Written problem:
Return the records that follow, matching each one exactly.

━━━━━ Data supplied ━━━━━

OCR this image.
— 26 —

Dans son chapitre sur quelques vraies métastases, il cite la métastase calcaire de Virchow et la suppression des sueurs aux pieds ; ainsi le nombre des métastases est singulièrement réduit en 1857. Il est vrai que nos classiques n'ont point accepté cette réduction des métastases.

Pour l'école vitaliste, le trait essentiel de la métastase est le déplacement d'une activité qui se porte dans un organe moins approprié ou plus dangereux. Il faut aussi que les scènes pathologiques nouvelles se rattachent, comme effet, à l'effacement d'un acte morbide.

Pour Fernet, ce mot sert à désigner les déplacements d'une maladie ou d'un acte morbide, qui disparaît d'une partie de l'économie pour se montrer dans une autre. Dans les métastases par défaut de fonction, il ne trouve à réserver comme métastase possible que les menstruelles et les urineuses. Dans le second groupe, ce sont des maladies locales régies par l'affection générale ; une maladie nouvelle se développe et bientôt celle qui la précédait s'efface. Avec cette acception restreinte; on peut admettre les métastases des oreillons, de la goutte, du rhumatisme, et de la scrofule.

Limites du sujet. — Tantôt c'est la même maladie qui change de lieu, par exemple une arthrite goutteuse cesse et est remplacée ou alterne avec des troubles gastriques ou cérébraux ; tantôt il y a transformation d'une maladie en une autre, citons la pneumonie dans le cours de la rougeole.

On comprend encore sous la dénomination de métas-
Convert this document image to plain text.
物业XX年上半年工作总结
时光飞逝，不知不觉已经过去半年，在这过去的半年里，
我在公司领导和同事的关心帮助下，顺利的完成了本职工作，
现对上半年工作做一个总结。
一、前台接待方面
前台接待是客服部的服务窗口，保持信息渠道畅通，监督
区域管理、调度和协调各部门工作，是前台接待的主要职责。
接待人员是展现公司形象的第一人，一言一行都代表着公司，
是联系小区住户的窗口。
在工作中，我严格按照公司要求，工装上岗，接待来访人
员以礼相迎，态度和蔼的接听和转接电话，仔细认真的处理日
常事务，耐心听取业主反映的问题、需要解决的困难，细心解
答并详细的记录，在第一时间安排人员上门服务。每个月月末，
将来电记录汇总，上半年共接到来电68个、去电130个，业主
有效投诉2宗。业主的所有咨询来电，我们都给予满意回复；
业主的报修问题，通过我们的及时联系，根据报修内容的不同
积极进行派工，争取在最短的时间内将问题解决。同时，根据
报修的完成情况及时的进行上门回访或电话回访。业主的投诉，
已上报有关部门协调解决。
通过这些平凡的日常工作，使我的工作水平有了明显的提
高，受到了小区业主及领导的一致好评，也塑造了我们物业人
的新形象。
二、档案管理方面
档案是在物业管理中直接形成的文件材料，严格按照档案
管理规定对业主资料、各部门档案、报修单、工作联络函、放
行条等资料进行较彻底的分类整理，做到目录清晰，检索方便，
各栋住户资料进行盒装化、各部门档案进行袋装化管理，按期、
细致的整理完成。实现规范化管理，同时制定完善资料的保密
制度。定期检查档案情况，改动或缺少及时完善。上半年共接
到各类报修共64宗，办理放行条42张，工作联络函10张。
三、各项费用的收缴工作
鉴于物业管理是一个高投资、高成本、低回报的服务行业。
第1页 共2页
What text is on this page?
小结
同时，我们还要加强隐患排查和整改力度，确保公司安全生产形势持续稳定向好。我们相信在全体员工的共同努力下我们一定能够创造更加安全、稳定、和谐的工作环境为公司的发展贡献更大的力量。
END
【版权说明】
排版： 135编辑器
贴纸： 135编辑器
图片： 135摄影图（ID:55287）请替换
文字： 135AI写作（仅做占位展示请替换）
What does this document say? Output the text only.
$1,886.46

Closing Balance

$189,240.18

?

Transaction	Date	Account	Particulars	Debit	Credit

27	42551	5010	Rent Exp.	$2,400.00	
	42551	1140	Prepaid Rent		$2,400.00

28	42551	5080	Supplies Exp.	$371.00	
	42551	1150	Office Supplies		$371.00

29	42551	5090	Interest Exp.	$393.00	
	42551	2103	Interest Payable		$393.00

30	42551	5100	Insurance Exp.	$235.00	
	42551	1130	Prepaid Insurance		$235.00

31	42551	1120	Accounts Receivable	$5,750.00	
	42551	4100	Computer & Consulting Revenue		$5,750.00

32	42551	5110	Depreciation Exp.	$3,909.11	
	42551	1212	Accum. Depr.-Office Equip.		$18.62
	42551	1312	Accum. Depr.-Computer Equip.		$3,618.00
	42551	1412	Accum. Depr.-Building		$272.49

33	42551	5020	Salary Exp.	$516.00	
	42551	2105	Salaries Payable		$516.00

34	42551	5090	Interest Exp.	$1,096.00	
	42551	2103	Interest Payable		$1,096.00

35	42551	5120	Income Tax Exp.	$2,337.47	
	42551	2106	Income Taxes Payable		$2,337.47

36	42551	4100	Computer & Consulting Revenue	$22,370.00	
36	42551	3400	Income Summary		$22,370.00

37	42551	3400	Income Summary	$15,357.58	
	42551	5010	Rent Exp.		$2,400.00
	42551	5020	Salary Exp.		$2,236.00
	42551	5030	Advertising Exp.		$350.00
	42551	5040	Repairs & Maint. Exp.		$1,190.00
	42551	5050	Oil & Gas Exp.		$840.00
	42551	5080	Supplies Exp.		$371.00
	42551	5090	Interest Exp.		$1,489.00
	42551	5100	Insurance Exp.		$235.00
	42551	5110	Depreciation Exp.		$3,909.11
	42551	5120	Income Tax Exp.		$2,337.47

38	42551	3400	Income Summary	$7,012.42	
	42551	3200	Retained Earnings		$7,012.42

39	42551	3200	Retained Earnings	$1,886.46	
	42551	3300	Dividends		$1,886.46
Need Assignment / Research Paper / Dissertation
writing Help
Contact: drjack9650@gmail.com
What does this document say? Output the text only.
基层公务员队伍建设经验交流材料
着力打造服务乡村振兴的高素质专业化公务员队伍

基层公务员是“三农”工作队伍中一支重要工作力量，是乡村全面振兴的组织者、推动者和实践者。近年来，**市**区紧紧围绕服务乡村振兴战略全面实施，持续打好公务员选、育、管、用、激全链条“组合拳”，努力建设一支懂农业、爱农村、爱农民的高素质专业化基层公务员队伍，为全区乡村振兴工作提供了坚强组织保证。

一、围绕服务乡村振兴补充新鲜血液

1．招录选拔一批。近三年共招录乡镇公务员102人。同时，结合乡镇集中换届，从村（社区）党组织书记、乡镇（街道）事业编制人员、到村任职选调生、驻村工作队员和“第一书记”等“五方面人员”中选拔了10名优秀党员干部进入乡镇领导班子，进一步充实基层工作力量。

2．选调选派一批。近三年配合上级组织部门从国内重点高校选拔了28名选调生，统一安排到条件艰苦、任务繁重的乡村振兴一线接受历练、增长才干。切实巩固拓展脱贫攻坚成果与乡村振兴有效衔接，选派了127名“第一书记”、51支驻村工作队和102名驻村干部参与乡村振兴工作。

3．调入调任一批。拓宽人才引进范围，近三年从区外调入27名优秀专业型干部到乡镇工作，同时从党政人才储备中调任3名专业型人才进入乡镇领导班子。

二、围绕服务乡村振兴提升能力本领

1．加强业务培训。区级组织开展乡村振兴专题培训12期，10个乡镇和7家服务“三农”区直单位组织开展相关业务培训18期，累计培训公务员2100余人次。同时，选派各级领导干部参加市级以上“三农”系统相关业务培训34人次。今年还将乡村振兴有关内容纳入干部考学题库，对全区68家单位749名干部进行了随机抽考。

━━━━━

Output of the exercise:
OCR this image.
— 26 —

Dans son chapitre sur quelques vraies métastases, il cite la métastase calcaire de Virchow et la suppression des sueurs aux pieds ; ainsi le nombre des métastases est singulièrement réduit en 1857. Il est vrai que nos classiques n'ont point accepté cette réduction des métastases.

Pour l'école vitaliste, le trait essentiel de la métastase est le déplacement d'une activité qui se porte dans un organe moins approprié ou plus dangereux. Il faut aussi que les scènes pathologiques nouvelles se rattachent, comme effet, à l'effacement d'un acte morbide.

Pour Fernet, ce mot sert à désigner les déplacements d'une maladie ou d'un acte morbide, qui disparaît d'une partie de l'économie pour se montrer dans une autre. Dans les métastases par défaut de fonction, il ne trouve à réserver comme métastase possible que les menstruelles et les urineuses. Dans le second groupe, ce sont des maladies locales régies par l'affection générale ; une maladie nouvelle se développe et bientôt celle qui la précédait s'efface. Avec cette acception restreinte; on peut admettre les métastases des oreillons, de la goutte, du rhumatisme, et de la scrofule.

Limites du sujet. — Tantôt c'est la même maladie qui change de lieu, par exemple une arthrite goutteuse cesse et est remplacée ou alterne avec des troubles gastriques ou cérébraux ; tantôt il y a transformation d'une maladie en une autre, citons la pneumonie dans le cours de la rougeole.

On comprend encore sous la dénomination de métas-
Convert this document image to plain text.
物业XX年上半年工作总结
时光飞逝，不知不觉已经过去半年，在这过去的半年里，
我在公司领导和同事的关心帮助下，顺利的完成了本职工作，
现对上半年工作做一个总结。
一、前台接待方面
前台接待是客服部的服务窗口，保持信息渠道畅通，监督
区域管理、调度和协调各部门工作，是前台接待的主要职责。
接待人员是展现公司形象的第一人，一言一行都代表着公司，
是联系小区住户的窗口。
在工作中，我严格按照公司要求，工装上岗，接待来访人
员以礼相迎，态度和蔼的接听和转接电话，仔细认真的处理日
常事务，耐心听取业主反映的问题、需要解决的困难，细心解
答并详细的记录，在第一时间安排人员上门服务。每个月月末，
将来电记录汇总，上半年共接到来电68个、去电130个，业主
有效投诉2宗。业主的所有咨询来电，我们都给予满意回复；
业主的报修问题，通过我们的及时联系，根据报修内容的不同
积极进行派工，争取在最短的时间内将问题解决。同时，根据
报修的完成情况及时的进行上门回访或电话回访。业主的投诉，
已上报有关部门协调解决。
通过这些平凡的日常工作，使我的工作水平有了明显的提
高，受到了小区业主及领导的一致好评，也塑造了我们物业人
的新形象。
二、档案管理方面
档案是在物业管理中直接形成的文件材料，严格按照档案
管理规定对业主资料、各部门档案、报修单、工作联络函、放
行条等资料进行较彻底的分类整理，做到目录清晰，检索方便，
各栋住户资料进行盒装化、各部门档案进行袋装化管理，按期、
细致的整理完成。实现规范化管理，同时制定完善资料的保密
制度。定期检查档案情况，改动或缺少及时完善。上半年共接
到各类报修共64宗，办理放行条42张，工作联络函10张。
三、各项费用的收缴工作
鉴于物业管理是一个高投资、高成本、低回报的服务行业。
第1页 共2页
What text is on this page?
小结
同时，我们还要加强隐患排查和整改力度，确保公司安全生产形势持续稳定向好。我们相信在全体员工的共同努力下我们一定能够创造更加安全、稳定、和谐的工作环境为公司的发展贡献更大的力量。
END
【版权说明】
排版： 135编辑器
贴纸： 135编辑器
图片： 135摄影图（ID:55287）请替换
文字： 135AI写作（仅做占位展示请替换）
What does this document say? Output the text only.
$1,886.46

Closing Balance

$189,240.18

?

Transaction	Date	Account	Particulars	Debit	Credit

27	42551	5010	Rent Exp.	$2,400.00	
	42551	1140	Prepaid Rent		$2,400.00

28	42551	5080	Supplies Exp.	$371.00	
	42551	1150	Office Supplies		$371.00

29	42551	5090	Interest Exp.	$393.00	
	42551	2103	Interest Payable		$393.00

30	42551	5100	Insurance Exp.	$235.00	
	42551	1130	Prepaid Insurance		$235.00

31	42551	1120	Accounts Receivable	$5,750.00	
	42551	4100	Computer & Consulting Revenue		$5,750.00

32	42551	5110	Depreciation Exp.	$3,909.11	
	42551	1212	Accum. Depr.-Office Equip.		$18.62
	42551	1312	Accum. Depr.-Computer Equip.		$3,618.00
	42551	1412	Accum. Depr.-Building		$272.49

33	42551	5020	Salary Exp.	$516.00	
	42551	2105	Salaries Payable		$516.00

34	42551	5090	Interest Exp.	$1,096.00	
	42551	2103	Interest Payable		$1,096.00

35	42551	5120	Income Tax Exp.	$2,337.47	
	42551	2106	Income Taxes Payable		$2,337.47

36	42551	4100	Computer & Consulting Revenue	$22,370.00	
36	42551	3400	Income Summary		$22,370.00

37	42551	3400	Income Summary	$15,357.58	
	42551	5010	Rent Exp.		$2,400.00
	42551	5020	Salary Exp.		$2,236.00
	42551	5030	Advertising Exp.		$350.00
	42551	5040	Repairs & Maint. Exp.		$1,190.00
	42551	5050	Oil & Gas Exp.		$840.00
	42551	5080	Supplies Exp.		$371.00
	42551	5090	Interest Exp.		$1,489.00
	42551	5100	Insurance Exp.		$235.00
	42551	5110	Depreciation Exp.		$3,909.11
	42551	5120	Income Tax Exp.		$2,337.47

38	42551	3400	Income Summary	$7,012.42	
	42551	3200	Retained Earnings		$7,012.42

39	42551	3200	Retained Earnings	$1,886.46	
	42551	3300	Dividends		$1,886.46
Need Assignment / Research Paper / Dissertation
writing Help
Contact: drjack9650@gmail.com
What does this document say? Output the text only.
基层公务员队伍建设经验交流材料
着力打造服务乡村振兴的高素质专业化公务员队伍

基层公务员是“三农”工作队伍中一支重要工作力量，是乡村全面振兴的组织者、推动者和实践者。近年来，**市**区紧紧围绕服务乡村振兴战略全面实施，持续打好公务员选、育、管、用、激全链条“组合拳”，努力建设一支懂农业、爱农村、爱农民的高素质专业化基层公务员队伍，为全区乡村振兴工作提供了坚强组织保证。

一、围绕服务乡村振兴补充新鲜血液

1．招录选拔一批。近三年共招录乡镇公务员102人。同时，结合乡镇集中换届，从村（社区）党组织书记、乡镇（街道）事业编制人员、到村任职选调生、驻村工作队员和“第一书记”等“五方面人员”中选拔了10名优秀党员干部进入乡镇领导班子，进一步充实基层工作力量。

2．选调选派一批。近三年配合上级组织部门从国内重点高校选拔了28名选调生，统一安排到条件艰苦、任务繁重的乡村振兴一线接受历练、增长才干。切实巩固拓展脱贫攻坚成果与乡村振兴有效衔接，选派了127名“第一书记”、51支驻村工作队和102名驻村干部参与乡村振兴工作。

3．调入调任一批。拓宽人才引进范围，近三年从区外调入27名优秀专业型干部到乡镇工作，同时从党政人才储备中调任3名专业型人才进入乡镇领导班子。

二、围绕服务乡村振兴提升能力本领

1．加强业务培训。区级组织开展乡村振兴专题培训12期，10个乡镇和7家服务“三农”区直单位组织开展相关业务培训18期，累计培训公务员2100余人次。同时，选派各级领导干部参加市级以上“三农”系统相关业务培训34人次。今年还将乡村振兴有关内容纳入干部考学题库，对全区68家单位749名干部进行了随机抽考。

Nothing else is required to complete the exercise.